#### [SUPPLIED RECORDS]

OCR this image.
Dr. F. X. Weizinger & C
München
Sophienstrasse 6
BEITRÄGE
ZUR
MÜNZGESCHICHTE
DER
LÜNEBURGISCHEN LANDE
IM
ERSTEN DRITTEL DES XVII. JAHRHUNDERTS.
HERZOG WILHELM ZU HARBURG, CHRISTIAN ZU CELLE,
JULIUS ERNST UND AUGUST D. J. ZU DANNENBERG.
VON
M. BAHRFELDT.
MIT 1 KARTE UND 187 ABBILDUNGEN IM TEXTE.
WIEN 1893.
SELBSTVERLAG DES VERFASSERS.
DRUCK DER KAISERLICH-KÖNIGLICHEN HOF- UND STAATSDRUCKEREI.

#### [REQUIREMENTS]
Quote the data above in full, changing nothing.

#### [EXERCISE SOLUTION]
OCR this image.
Dr. F. X. Weizinger & C
München
Sophienstrasse 6
BEITRÄGE
ZUR
MÜNZGESCHICHTE
DER
LÜNEBURGISCHEN LANDE
IM
ERSTEN DRITTEL DES XVII. JAHRHUNDERTS.
HERZOG WILHELM ZU HARBURG, CHRISTIAN ZU CELLE,
JULIUS ERNST UND AUGUST D. J. ZU DANNENBERG.
VON
M. BAHRFELDT.
MIT 1 KARTE UND 187 ABBILDUNGEN IM TEXTE.
WIEN 1893.
SELBSTVERLAG DES VERFASSERS.
DRUCK DER KAISERLICH-KÖNIGLICHEN HOF- UND STAATSDRUCKEREI.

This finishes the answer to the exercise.